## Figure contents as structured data

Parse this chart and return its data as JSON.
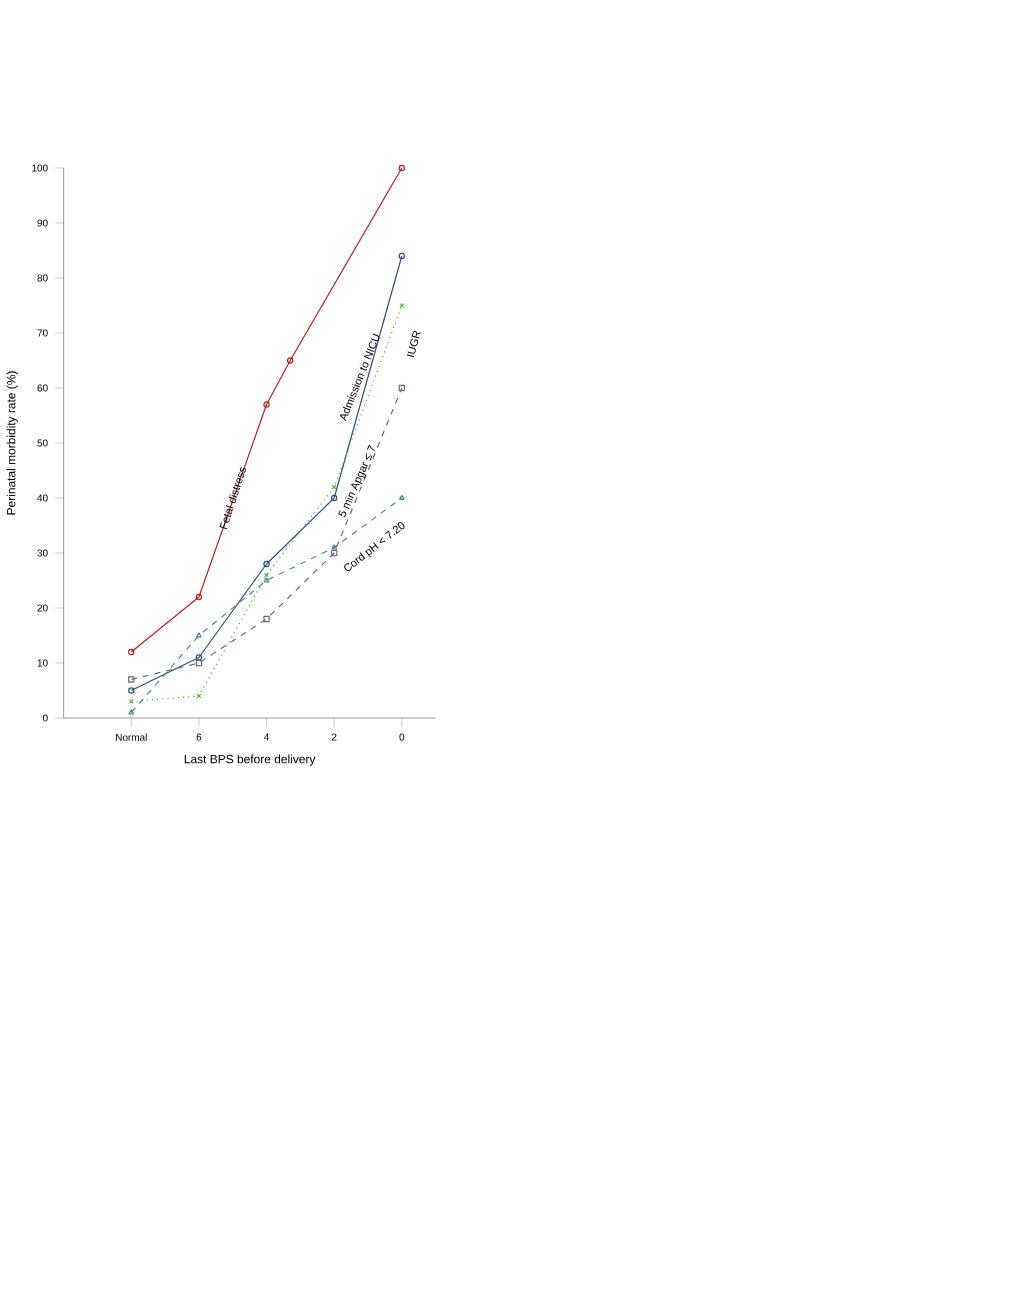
{
  "chart_data": {
    "type": "line",
    "xlabel": "Last BPS before delivery",
    "ylabel": "Perinatal morbidity rate (%)",
    "xlim": [
      10,
      -1
    ],
    "xticks": [
      {
        "value": 8,
        "label": "Normal"
      },
      6,
      4,
      2,
      0
    ],
    "ylim": [
      0,
      100
    ],
    "yticks": [
      0,
      10,
      20,
      30,
      40,
      50,
      60,
      70,
      80,
      90,
      100
    ],
    "grid": false,
    "legend": false,
    "series": [
      {
        "name": "Fetal distress",
        "color": "#b22222",
        "marker": "circle",
        "line_style": "solid",
        "x": [
          8,
          6,
          4,
          3.3,
          0
        ],
        "values": [
          12,
          22,
          57,
          65,
          100
        ]
      },
      {
        "name": "Admission to NICU",
        "color": "#2f4f7f",
        "marker": "circle",
        "line_style": "solid",
        "x": [
          8,
          6,
          4,
          2,
          0
        ],
        "values": [
          5,
          11,
          28,
          40,
          84
        ]
      },
      {
        "name": "IUGR",
        "color": "#5aaa3a",
        "marker": "cross",
        "line_style": "dotted",
        "x": [
          8,
          6,
          4,
          2,
          0
        ],
        "values": [
          3,
          4,
          26,
          42,
          75
        ]
      },
      {
        "name": "5 min Apgar ≤ 7",
        "color": "#6a6a80",
        "marker": "square",
        "line_style": "dashed",
        "x": [
          8,
          6,
          4,
          2,
          0
        ],
        "values": [
          7,
          10,
          18,
          30,
          60
        ]
      },
      {
        "name": "Cord pH < 7.20",
        "color": "#4a8a9a",
        "marker": "triangle",
        "line_style": "dashed",
        "x": [
          8,
          6,
          4,
          2,
          0
        ],
        "values": [
          1,
          15,
          25,
          31,
          40
        ]
      }
    ]
  }
}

## The problem
Retype the entries word for word. Omit any images.

## Written answer
Parse this chart and return its data as JSON.
{
  "chart_data": {
    "type": "line",
    "xlabel": "Last BPS before delivery",
    "ylabel": "Perinatal morbidity rate (%)",
    "xlim": [
      10,
      -1
    ],
    "xticks": [
      {
        "value": 8,
        "label": "Normal"
      },
      6,
      4,
      2,
      0
    ],
    "ylim": [
      0,
      100
    ],
    "yticks": [
      0,
      10,
      20,
      30,
      40,
      50,
      60,
      70,
      80,
      90,
      100
    ],
    "grid": false,
    "legend": false,
    "series": [
      {
        "name": "Fetal distress",
        "color": "#b22222",
        "marker": "circle",
        "line_style": "solid",
        "x": [
          8,
          6,
          4,
          3.3,
          0
        ],
        "values": [
          12,
          22,
          57,
          65,
          100
        ]
      },
      {
        "name": "Admission to NICU",
        "color": "#2f4f7f",
        "marker": "circle",
        "line_style": "solid",
        "x": [
          8,
          6,
          4,
          2,
          0
        ],
        "values": [
          5,
          11,
          28,
          40,
          84
        ]
      },
      {
        "name": "IUGR",
        "color": "#5aaa3a",
        "marker": "cross",
        "line_style": "dotted",
        "x": [
          8,
          6,
          4,
          2,
          0
        ],
        "values": [
          3,
          4,
          26,
          42,
          75
        ]
      },
      {
        "name": "5 min Apgar ≤ 7",
        "color": "#6a6a80",
        "marker": "square",
        "line_style": "dashed",
        "x": [
          8,
          6,
          4,
          2,
          0
        ],
        "values": [
          7,
          10,
          18,
          30,
          60
        ]
      },
      {
        "name": "Cord pH < 7.20",
        "color": "#4a8a9a",
        "marker": "triangle",
        "line_style": "dashed",
        "x": [
          8,
          6,
          4,
          2,
          0
        ],
        "values": [
          1,
          15,
          25,
          31,
          40
        ]
      }
    ]
  }
}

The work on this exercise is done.